BEGIN Information shown

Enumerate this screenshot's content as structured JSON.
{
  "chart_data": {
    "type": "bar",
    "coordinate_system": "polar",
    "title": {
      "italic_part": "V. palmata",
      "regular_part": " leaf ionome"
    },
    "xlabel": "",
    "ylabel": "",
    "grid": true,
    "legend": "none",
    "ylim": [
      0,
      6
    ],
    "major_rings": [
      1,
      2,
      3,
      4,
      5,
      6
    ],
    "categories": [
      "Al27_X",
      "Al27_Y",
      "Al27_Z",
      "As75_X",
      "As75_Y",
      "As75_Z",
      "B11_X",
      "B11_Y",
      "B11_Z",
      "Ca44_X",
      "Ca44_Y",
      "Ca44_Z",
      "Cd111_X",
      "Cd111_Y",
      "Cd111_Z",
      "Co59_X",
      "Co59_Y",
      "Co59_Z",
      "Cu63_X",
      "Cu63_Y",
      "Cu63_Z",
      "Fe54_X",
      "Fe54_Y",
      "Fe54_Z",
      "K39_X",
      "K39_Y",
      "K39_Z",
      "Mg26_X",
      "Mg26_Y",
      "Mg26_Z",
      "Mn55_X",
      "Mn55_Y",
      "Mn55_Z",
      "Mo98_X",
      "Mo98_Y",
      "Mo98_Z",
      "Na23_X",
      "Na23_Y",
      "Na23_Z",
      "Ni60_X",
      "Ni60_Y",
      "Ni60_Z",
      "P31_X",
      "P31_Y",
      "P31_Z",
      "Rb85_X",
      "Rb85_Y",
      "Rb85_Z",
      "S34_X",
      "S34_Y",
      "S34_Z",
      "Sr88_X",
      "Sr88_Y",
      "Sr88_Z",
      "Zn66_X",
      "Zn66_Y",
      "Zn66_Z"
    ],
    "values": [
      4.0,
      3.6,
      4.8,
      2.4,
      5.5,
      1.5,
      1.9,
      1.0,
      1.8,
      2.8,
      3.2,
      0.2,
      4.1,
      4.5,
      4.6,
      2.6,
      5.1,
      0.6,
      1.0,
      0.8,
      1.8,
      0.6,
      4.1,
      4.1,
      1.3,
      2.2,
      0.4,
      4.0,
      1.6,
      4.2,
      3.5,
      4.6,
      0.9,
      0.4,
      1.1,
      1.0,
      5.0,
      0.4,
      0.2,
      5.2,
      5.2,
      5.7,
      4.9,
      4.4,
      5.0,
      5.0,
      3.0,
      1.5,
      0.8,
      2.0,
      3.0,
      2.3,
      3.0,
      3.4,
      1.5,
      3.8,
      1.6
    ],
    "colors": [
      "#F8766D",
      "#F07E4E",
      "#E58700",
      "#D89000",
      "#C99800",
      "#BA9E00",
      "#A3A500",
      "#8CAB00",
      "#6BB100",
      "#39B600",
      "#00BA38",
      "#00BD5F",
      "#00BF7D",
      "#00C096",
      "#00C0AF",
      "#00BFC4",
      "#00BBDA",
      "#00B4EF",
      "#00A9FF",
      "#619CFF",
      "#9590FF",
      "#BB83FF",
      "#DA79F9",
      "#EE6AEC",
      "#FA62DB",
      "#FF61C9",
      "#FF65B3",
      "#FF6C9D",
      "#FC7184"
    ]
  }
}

END Information shown

What you are asked to do
Reproduce the data shown above exactly.

In response
Enumerate this screenshot's content as structured JSON.
{
  "chart_data": {
    "type": "bar",
    "coordinate_system": "polar",
    "title": {
      "italic_part": "V. palmata",
      "regular_part": " leaf ionome"
    },
    "xlabel": "",
    "ylabel": "",
    "grid": true,
    "legend": "none",
    "ylim": [
      0,
      6
    ],
    "major_rings": [
      1,
      2,
      3,
      4,
      5,
      6
    ],
    "categories": [
      "Al27_X",
      "Al27_Y",
      "Al27_Z",
      "As75_X",
      "As75_Y",
      "As75_Z",
      "B11_X",
      "B11_Y",
      "B11_Z",
      "Ca44_X",
      "Ca44_Y",
      "Ca44_Z",
      "Cd111_X",
      "Cd111_Y",
      "Cd111_Z",
      "Co59_X",
      "Co59_Y",
      "Co59_Z",
      "Cu63_X",
      "Cu63_Y",
      "Cu63_Z",
      "Fe54_X",
      "Fe54_Y",
      "Fe54_Z",
      "K39_X",
      "K39_Y",
      "K39_Z",
      "Mg26_X",
      "Mg26_Y",
      "Mg26_Z",
      "Mn55_X",
      "Mn55_Y",
      "Mn55_Z",
      "Mo98_X",
      "Mo98_Y",
      "Mo98_Z",
      "Na23_X",
      "Na23_Y",
      "Na23_Z",
      "Ni60_X",
      "Ni60_Y",
      "Ni60_Z",
      "P31_X",
      "P31_Y",
      "P31_Z",
      "Rb85_X",
      "Rb85_Y",
      "Rb85_Z",
      "S34_X",
      "S34_Y",
      "S34_Z",
      "Sr88_X",
      "Sr88_Y",
      "Sr88_Z",
      "Zn66_X",
      "Zn66_Y",
      "Zn66_Z"
    ],
    "values": [
      4.0,
      3.6,
      4.8,
      2.4,
      5.5,
      1.5,
      1.9,
      1.0,
      1.8,
      2.8,
      3.2,
      0.2,
      4.1,
      4.5,
      4.6,
      2.6,
      5.1,
      0.6,
      1.0,
      0.8,
      1.8,
      0.6,
      4.1,
      4.1,
      1.3,
      2.2,
      0.4,
      4.0,
      1.6,
      4.2,
      3.5,
      4.6,
      0.9,
      0.4,
      1.1,
      1.0,
      5.0,
      0.4,
      0.2,
      5.2,
      5.2,
      5.7,
      4.9,
      4.4,
      5.0,
      5.0,
      3.0,
      1.5,
      0.8,
      2.0,
      3.0,
      2.3,
      3.0,
      3.4,
      1.5,
      3.8,
      1.6
    ],
    "colors": [
      "#F8766D",
      "#F07E4E",
      "#E58700",
      "#D89000",
      "#C99800",
      "#BA9E00",
      "#A3A500",
      "#8CAB00",
      "#6BB100",
      "#39B600",
      "#00BA38",
      "#00BD5F",
      "#00BF7D",
      "#00C096",
      "#00C0AF",
      "#00BFC4",
      "#00BBDA",
      "#00B4EF",
      "#00A9FF",
      "#619CFF",
      "#9590FF",
      "#BB83FF",
      "#DA79F9",
      "#EE6AEC",
      "#FA62DB",
      "#FF61C9",
      "#FF65B3",
      "#FF6C9D",
      "#FC7184"
    ]
  }
}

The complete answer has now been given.